> **Goal of the exercise**: Produce an exact copy of the lines from the line containing "Extract all readable text from this page." through the last line of the listing below, both ends included, and nothing else.

>> begin Provided records

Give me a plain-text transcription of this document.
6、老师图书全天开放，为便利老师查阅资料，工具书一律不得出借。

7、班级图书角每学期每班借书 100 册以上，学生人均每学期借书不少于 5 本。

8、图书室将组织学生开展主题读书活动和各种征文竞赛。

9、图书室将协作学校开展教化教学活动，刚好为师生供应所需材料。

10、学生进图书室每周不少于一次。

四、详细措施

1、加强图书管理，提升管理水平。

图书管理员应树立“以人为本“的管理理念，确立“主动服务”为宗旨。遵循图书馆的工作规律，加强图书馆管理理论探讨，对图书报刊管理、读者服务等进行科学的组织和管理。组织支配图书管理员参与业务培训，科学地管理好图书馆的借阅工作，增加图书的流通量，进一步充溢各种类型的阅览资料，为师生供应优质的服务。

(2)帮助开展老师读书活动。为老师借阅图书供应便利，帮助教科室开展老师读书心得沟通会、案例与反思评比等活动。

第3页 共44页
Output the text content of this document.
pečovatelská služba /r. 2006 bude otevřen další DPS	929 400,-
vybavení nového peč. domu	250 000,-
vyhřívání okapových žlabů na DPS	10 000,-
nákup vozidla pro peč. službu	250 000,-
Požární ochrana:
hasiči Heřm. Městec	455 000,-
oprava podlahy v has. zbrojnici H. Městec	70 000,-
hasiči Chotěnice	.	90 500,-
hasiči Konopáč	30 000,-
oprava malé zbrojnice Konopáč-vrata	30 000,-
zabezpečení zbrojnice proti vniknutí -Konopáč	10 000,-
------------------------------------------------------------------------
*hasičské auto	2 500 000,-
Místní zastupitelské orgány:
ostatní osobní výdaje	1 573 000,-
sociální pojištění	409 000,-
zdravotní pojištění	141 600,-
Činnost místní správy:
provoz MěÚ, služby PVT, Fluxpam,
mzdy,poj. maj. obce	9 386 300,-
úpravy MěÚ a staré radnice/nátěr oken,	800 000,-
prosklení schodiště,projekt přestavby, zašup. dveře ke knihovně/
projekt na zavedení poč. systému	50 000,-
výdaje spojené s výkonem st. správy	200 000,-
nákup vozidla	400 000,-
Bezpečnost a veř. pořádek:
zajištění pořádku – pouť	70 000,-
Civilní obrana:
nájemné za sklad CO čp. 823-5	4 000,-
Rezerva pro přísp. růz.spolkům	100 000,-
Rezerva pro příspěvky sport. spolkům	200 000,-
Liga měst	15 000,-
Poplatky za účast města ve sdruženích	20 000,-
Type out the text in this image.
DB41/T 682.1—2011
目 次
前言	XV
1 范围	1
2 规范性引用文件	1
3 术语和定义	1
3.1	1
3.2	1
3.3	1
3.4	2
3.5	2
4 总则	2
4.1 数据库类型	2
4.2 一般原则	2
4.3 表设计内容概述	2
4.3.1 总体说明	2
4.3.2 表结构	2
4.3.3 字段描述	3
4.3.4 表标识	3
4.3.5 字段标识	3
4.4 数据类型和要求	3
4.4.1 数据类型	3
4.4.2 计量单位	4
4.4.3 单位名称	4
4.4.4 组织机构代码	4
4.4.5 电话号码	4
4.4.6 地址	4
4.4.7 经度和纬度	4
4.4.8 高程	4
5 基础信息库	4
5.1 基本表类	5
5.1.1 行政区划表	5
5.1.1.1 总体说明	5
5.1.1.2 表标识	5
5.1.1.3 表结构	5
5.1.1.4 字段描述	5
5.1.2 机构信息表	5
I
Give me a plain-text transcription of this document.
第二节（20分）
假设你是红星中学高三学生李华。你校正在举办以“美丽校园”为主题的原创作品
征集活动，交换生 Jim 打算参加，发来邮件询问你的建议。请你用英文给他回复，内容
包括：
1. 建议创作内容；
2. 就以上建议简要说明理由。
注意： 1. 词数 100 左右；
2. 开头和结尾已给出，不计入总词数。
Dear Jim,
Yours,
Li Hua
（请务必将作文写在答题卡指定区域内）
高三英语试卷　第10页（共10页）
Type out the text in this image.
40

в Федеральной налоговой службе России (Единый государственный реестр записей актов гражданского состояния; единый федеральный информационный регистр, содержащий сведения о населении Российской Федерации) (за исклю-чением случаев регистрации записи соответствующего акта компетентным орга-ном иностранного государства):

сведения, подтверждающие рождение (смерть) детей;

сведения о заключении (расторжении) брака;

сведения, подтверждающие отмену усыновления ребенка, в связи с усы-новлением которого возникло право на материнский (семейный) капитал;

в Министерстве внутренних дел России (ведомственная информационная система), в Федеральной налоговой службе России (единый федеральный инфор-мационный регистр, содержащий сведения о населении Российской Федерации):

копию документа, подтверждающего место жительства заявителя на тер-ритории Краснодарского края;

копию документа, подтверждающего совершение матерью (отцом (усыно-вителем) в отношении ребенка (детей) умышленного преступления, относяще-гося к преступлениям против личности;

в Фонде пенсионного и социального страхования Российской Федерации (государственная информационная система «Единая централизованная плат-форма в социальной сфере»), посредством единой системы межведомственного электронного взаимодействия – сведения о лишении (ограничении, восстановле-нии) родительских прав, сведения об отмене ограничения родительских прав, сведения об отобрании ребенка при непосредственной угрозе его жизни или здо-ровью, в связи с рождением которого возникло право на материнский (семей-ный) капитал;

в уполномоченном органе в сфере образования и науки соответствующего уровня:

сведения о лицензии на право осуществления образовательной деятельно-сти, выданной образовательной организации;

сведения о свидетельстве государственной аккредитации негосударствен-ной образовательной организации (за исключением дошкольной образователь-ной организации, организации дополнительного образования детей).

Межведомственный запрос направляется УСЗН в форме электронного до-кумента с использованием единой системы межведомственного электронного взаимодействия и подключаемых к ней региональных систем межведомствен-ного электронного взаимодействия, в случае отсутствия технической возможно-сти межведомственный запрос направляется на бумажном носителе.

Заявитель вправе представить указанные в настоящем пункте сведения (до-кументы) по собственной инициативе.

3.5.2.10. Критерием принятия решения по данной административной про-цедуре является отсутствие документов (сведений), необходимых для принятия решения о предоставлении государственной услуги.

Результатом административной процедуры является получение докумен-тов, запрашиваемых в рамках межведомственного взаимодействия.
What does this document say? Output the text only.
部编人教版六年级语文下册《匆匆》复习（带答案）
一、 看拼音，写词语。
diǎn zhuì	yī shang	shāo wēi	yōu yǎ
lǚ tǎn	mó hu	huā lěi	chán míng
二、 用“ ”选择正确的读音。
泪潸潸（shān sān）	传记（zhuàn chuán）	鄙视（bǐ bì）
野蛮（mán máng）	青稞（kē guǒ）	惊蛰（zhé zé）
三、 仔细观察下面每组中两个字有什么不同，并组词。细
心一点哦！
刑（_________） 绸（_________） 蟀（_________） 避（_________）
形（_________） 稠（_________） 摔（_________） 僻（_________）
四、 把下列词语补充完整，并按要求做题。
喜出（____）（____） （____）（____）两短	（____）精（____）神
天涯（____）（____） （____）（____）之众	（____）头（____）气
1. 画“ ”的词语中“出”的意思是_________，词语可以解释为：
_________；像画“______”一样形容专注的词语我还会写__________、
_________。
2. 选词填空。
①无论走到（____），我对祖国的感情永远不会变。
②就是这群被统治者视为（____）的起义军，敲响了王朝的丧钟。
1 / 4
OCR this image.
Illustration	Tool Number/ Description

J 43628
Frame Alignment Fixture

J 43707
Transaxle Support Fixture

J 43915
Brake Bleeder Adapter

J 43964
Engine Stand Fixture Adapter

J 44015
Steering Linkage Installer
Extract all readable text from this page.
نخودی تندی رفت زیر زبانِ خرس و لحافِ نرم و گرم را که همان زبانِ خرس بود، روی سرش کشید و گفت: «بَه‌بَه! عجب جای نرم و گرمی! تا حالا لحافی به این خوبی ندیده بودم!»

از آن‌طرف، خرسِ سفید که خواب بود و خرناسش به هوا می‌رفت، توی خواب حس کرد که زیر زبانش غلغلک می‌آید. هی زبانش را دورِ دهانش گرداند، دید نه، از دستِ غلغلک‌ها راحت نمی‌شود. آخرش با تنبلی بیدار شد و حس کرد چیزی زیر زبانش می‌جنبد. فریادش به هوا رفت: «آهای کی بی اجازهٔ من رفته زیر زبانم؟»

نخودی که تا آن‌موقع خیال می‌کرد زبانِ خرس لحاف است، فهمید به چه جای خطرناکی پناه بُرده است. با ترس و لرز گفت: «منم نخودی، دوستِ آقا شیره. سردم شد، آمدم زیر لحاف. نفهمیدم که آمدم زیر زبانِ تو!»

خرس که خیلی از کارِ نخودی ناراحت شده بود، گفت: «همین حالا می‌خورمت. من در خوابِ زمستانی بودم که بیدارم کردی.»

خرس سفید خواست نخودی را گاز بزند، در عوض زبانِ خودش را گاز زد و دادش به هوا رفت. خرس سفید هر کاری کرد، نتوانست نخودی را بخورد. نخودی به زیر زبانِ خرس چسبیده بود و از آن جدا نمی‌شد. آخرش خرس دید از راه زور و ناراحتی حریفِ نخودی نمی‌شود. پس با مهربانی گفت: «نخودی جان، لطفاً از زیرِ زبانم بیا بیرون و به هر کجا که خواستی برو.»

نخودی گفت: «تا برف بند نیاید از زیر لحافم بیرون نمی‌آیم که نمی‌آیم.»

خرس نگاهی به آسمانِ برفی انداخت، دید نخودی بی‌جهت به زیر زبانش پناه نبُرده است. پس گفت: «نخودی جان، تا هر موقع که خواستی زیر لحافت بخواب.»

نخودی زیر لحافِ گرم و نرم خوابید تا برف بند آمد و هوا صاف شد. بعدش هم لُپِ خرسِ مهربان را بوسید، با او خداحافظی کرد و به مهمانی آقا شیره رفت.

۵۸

>> end Provided records

> **Result**:
Extract all readable text from this page.
نخودی تندی رفت زیر زبانِ خرس و لحافِ نرم و گرم را که همان زبانِ خرس بود، روی سرش کشید و گفت: «بَه‌بَه! عجب جای نرم و گرمی! تا حالا لحافی به این خوبی ندیده بودم!»

از آن‌طرف، خرسِ سفید که خواب بود و خرناسش به هوا می‌رفت، توی خواب حس کرد که زیر زبانش غلغلک می‌آید. هی زبانش را دورِ دهانش گرداند، دید نه، از دستِ غلغلک‌ها راحت نمی‌شود. آخرش با تنبلی بیدار شد و حس کرد چیزی زیر زبانش می‌جنبد. فریادش به هوا رفت: «آهای کی بی اجازهٔ من رفته زیر زبانم؟»

نخودی که تا آن‌موقع خیال می‌کرد زبانِ خرس لحاف است، فهمید به چه جای خطرناکی پناه بُرده است. با ترس و لرز گفت: «منم نخودی، دوستِ آقا شیره. سردم شد، آمدم زیر لحاف. نفهمیدم که آمدم زیر زبانِ تو!»

خرس که خیلی از کارِ نخودی ناراحت شده بود، گفت: «همین حالا می‌خورمت. من در خوابِ زمستانی بودم که بیدارم کردی.»

خرس سفید خواست نخودی را گاز بزند، در عوض زبانِ خودش را گاز زد و دادش به هوا رفت. خرس سفید هر کاری کرد، نتوانست نخودی را بخورد. نخودی به زیر زبانِ خرس چسبیده بود و از آن جدا نمی‌شد. آخرش خرس دید از راه زور و ناراحتی حریفِ نخودی نمی‌شود. پس با مهربانی گفت: «نخودی جان، لطفاً از زیرِ زبانم بیا بیرون و به هر کجا که خواستی برو.»

نخودی گفت: «تا برف بند نیاید از زیر لحافم بیرون نمی‌آیم که نمی‌آیم.»

خرس نگاهی به آسمانِ برفی انداخت، دید نخودی بی‌جهت به زیر زبانش پناه نبُرده است. پس گفت: «نخودی جان، تا هر موقع که خواستی زیر لحافت بخواب.»

نخودی زیر لحافِ گرم و نرم خوابید تا برف بند آمد و هوا صاف شد. بعدش هم لُپِ خرسِ مهربان را بوسید، با او خداحافظی کرد و به مهمانی آقا شیره رفت.

۵۸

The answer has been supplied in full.